● Records:
start

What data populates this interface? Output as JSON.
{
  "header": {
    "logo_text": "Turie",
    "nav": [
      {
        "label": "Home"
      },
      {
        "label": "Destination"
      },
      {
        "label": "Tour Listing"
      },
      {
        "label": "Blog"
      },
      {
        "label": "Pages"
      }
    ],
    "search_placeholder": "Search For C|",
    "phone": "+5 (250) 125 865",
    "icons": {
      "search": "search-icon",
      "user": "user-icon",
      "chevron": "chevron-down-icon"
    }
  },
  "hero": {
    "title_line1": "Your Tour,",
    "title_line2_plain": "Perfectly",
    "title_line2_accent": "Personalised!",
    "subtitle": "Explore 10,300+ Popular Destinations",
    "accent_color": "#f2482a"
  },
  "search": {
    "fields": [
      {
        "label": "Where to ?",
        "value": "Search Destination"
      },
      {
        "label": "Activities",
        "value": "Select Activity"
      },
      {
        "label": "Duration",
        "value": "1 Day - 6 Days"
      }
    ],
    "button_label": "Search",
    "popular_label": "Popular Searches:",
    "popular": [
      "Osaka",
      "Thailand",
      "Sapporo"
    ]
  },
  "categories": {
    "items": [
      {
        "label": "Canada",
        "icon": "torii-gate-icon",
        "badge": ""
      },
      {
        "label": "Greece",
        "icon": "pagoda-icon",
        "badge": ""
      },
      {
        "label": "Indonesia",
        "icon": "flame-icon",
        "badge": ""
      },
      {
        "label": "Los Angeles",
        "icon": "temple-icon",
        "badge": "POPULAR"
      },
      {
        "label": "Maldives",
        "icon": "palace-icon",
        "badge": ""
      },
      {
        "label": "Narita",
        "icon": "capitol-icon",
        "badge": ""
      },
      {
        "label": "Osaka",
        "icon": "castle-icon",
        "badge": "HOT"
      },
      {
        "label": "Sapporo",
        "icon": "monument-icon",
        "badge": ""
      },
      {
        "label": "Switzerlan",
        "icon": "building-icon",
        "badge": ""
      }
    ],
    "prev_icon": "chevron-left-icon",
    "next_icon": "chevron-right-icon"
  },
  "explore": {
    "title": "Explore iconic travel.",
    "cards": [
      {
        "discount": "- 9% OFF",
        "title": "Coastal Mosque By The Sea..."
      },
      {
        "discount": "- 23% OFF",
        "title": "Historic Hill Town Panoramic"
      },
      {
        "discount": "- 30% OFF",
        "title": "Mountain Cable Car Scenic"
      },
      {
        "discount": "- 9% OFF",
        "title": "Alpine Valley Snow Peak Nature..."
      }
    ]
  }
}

end

● Problem to solve: Extract the complete listing verbatim.

● Correct answer:
What data populates this interface? Output as JSON.
{
  "header": {
    "logo_text": "Turie",
    "nav": [
      {
        "label": "Home"
      },
      {
        "label": "Destination"
      },
      {
        "label": "Tour Listing"
      },
      {
        "label": "Blog"
      },
      {
        "label": "Pages"
      }
    ],
    "search_placeholder": "Search For C|",
    "phone": "+5 (250) 125 865",
    "icons": {
      "search": "search-icon",
      "user": "user-icon",
      "chevron": "chevron-down-icon"
    }
  },
  "hero": {
    "title_line1": "Your Tour,",
    "title_line2_plain": "Perfectly",
    "title_line2_accent": "Personalised!",
    "subtitle": "Explore 10,300+ Popular Destinations",
    "accent_color": "#f2482a"
  },
  "search": {
    "fields": [
      {
        "label": "Where to ?",
        "value": "Search Destination"
      },
      {
        "label": "Activities",
        "value": "Select Activity"
      },
      {
        "label": "Duration",
        "value": "1 Day - 6 Days"
      }
    ],
    "button_label": "Search",
    "popular_label": "Popular Searches:",
    "popular": [
      "Osaka",
      "Thailand",
      "Sapporo"
    ]
  },
  "categories": {
    "items": [
      {
        "label": "Canada",
        "icon": "torii-gate-icon",
        "badge": ""
      },
      {
        "label": "Greece",
        "icon": "pagoda-icon",
        "badge": ""
      },
      {
        "label": "Indonesia",
        "icon": "flame-icon",
        "badge": ""
      },
      {
        "label": "Los Angeles",
        "icon": "temple-icon",
        "badge": "POPULAR"
      },
      {
        "label": "Maldives",
        "icon": "palace-icon",
        "badge": ""
      },
      {
        "label": "Narita",
        "icon": "capitol-icon",
        "badge": ""
      },
      {
        "label": "Osaka",
        "icon": "castle-icon",
        "badge": "HOT"
      },
      {
        "label": "Sapporo",
        "icon": "monument-icon",
        "badge": ""
      },
      {
        "label": "Switzerlan",
        "icon": "building-icon",
        "badge": ""
      }
    ],
    "prev_icon": "chevron-left-icon",
    "next_icon": "chevron-right-icon"
  },
  "explore": {
    "title": "Explore iconic travel.",
    "cards": [
      {
        "discount": "- 9% OFF",
        "title": "Coastal Mosque By The Sea..."
      },
      {
        "discount": "- 23% OFF",
        "title": "Historic Hill Town Panoramic"
      },
      {
        "discount": "- 30% OFF",
        "title": "Mountain Cable Car Scenic"
      },
      {
        "discount": "- 9% OFF",
        "title": "Alpine Valley Snow Peak Nature..."
      }
    ]
  }
}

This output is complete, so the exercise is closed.